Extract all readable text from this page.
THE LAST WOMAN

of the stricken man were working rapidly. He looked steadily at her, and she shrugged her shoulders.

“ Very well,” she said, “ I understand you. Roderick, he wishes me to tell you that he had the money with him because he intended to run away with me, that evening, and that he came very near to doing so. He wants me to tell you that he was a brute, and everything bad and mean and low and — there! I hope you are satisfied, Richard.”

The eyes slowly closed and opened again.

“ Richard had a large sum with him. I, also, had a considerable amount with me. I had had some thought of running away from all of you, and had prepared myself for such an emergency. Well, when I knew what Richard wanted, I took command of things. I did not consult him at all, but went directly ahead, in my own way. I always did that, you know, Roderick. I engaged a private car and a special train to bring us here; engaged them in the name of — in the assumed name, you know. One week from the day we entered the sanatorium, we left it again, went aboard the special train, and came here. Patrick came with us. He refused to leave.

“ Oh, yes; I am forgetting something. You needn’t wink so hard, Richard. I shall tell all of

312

....................

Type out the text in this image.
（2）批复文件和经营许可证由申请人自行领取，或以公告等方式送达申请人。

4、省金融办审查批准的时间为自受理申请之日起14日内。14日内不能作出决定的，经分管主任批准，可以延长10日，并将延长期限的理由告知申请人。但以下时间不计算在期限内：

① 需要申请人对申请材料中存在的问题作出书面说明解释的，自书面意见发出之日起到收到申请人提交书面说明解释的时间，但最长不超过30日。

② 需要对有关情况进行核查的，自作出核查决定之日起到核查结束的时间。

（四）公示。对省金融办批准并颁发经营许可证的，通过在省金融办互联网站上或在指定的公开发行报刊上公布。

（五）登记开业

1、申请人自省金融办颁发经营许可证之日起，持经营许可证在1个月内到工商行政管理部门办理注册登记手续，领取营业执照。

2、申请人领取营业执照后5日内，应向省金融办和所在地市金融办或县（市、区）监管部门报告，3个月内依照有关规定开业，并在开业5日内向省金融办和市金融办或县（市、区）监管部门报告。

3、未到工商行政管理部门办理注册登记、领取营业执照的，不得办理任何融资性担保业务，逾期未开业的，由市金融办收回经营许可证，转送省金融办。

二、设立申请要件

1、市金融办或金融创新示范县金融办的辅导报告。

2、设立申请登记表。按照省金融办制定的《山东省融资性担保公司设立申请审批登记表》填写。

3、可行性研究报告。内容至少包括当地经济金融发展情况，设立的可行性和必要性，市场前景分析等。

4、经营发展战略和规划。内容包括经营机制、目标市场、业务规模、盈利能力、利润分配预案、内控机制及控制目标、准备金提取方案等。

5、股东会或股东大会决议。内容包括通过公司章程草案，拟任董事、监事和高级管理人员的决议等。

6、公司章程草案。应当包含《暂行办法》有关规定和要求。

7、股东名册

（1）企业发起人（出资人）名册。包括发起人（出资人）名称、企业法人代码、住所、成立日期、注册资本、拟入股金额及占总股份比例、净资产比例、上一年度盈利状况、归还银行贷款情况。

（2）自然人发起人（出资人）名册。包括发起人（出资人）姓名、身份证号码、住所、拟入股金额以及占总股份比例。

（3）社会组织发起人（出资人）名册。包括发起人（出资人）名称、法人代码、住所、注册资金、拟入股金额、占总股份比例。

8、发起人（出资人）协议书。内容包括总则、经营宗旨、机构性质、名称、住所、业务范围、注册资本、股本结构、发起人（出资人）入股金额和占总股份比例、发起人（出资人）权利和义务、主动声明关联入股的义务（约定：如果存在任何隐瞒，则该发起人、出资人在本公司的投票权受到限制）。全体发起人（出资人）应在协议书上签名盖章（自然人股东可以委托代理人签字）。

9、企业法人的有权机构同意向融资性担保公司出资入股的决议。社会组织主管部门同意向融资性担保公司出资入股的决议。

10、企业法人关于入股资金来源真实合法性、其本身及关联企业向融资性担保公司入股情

....................

Show each line in the entries that holds the string "came".

EXERCISE SOLUTION —
“ Very well,” she said, “ I understand you. Roderick, he wishes me to tell you that he had the money with him because he intended to run away with me, that evening, and that he came very near to doing so. He wants me to tell you that he was a brute, and everything bad and mean and low and — there! I hope you are satisfied, Richard.”
“ Richard had a large sum with him. I, also, had a considerable amount with me. I had had some thought of running away from all of you, and had prepared myself for such an emergency. Well, when I knew what Richard wanted, I took command of things. I did not consult him at all, but went directly ahead, in my own way. I always did that, you know, Roderick. I engaged a private car and a special train to bring us here; engaged them in the name of — in the assumed name, you know. One week from the day we entered the sanatorium, we left it again, went aboard the special train, and came here. Patrick came with us. He refused to leave.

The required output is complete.